SHORT EXERCISE A -> According to the forum post on asphaltene determination, what equipment did the writer have as a junior lab chemist in Egypt?
SHORT EXERCISE B -> Pick up the forum post on asphaltene determination after its final sentence and keep writing it.

DOCUMENT EXTRACT ->
>>

2- While reading your comment describing how difficult Asphaltenes detrmination is for the Analytical Chemists I recalled my first day at Prof Dr Mike Delaney's Artificial Intelligence Lab at Boston Univ close to the mid eighties as PhD student: Here we add intelligence to chromatographs and spectrophotometers to predict the structure and concentration of simple molecules as a beginning, Absolute No if you ever think of complex molecules of your Petroleum Industry, No for Asphaltenes or Aromatic Extracts!! At then I realized how carefully he read my CV where I wrote about my humble experimentation for their column chromatographic separation in Egypt, ambitious dreams/curiosity of a junior lab chemist equipped with only a glass column and a refractometer Russian-made.

<<

[Bounding box annotations]
>>

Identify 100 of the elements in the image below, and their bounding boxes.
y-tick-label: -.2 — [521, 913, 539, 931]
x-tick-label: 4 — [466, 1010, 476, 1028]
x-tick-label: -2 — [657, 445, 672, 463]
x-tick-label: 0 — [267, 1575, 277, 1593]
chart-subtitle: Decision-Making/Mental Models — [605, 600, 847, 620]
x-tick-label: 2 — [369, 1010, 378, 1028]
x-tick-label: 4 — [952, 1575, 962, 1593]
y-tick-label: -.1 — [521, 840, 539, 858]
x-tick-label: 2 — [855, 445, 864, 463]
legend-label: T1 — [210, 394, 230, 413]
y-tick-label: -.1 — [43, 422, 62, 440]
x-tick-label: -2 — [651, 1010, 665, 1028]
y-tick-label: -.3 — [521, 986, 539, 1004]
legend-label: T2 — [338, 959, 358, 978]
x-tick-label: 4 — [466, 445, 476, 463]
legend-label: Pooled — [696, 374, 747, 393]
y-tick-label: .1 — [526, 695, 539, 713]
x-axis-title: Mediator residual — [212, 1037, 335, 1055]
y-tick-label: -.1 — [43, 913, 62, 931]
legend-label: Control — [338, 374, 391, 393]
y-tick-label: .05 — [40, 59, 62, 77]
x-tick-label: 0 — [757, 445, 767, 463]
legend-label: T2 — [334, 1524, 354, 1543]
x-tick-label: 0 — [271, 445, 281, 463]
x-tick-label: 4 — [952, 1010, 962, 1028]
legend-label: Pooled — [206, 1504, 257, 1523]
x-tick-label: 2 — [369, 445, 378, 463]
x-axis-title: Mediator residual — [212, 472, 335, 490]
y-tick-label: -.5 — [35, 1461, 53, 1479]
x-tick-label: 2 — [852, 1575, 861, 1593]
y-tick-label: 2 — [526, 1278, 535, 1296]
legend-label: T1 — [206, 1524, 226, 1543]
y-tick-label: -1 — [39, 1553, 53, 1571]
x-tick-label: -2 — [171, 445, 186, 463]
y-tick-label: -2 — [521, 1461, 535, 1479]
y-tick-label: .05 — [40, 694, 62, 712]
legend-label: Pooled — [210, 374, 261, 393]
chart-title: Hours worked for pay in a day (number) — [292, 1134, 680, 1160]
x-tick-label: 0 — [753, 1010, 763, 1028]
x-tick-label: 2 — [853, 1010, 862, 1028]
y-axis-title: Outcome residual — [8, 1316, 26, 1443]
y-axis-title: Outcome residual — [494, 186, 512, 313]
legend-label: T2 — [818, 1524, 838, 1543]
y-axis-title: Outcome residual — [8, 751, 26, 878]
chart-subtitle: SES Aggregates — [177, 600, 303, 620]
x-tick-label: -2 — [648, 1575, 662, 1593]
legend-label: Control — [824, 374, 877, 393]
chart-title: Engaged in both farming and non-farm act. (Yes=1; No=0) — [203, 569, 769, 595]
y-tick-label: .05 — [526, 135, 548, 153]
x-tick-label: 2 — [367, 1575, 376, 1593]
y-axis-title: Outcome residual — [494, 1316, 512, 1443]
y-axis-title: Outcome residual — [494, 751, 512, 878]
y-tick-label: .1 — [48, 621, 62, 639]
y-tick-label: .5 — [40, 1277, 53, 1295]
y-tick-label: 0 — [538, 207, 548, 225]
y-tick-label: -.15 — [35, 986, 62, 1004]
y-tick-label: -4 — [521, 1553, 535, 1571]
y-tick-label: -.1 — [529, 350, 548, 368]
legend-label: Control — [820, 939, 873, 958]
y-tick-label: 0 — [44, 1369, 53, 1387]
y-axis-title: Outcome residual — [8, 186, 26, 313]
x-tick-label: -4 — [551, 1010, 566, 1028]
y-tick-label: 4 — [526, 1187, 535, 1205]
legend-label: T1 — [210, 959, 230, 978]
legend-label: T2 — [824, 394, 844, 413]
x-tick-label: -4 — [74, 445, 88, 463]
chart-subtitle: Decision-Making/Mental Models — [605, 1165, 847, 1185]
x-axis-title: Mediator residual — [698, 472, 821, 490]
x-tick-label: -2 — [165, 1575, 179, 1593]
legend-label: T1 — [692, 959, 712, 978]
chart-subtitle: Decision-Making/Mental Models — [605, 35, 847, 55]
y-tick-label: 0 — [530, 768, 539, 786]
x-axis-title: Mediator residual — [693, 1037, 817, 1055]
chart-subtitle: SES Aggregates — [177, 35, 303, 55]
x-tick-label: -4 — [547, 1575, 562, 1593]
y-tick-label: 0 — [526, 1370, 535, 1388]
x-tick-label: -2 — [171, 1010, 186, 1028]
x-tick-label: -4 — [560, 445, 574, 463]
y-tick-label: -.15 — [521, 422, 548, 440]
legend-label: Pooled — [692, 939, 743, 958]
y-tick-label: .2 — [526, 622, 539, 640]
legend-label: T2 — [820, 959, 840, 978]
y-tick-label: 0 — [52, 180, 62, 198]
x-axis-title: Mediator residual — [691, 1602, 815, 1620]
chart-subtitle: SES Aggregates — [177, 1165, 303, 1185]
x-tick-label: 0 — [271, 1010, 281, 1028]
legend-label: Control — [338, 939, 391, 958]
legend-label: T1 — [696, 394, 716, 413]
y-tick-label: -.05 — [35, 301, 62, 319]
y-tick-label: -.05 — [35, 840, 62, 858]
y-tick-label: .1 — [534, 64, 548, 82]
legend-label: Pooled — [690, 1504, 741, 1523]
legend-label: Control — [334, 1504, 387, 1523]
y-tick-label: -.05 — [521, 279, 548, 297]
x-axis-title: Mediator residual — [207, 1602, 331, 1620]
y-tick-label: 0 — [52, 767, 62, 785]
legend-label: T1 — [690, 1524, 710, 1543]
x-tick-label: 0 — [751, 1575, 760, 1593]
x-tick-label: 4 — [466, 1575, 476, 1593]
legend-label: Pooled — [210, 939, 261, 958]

<<

EXERCISE RESPONSE A -> A glass column and a Russian-made refractometer.

EXERCISE RESPONSE B ->
Humberto:
Still waiting for your elaboration if you don't mind:
Colloidal particles molecular size range from 1 nanometer to 1 micron
Suspended Solids (Can I say "molecular size" here too???) around 10 micron
Which type of Solutes are you targetting for the separation? If there is no solvent added yet; I would expect the Ashaltenes suspended in the oil (dispersion medium) as a stabilized collodal system, meaning in Colloidal Dimensions (1 nano meter to 1 micrometer) not as Suspended Solids as we know the term in water chemistry. Please correct me if I were wrong.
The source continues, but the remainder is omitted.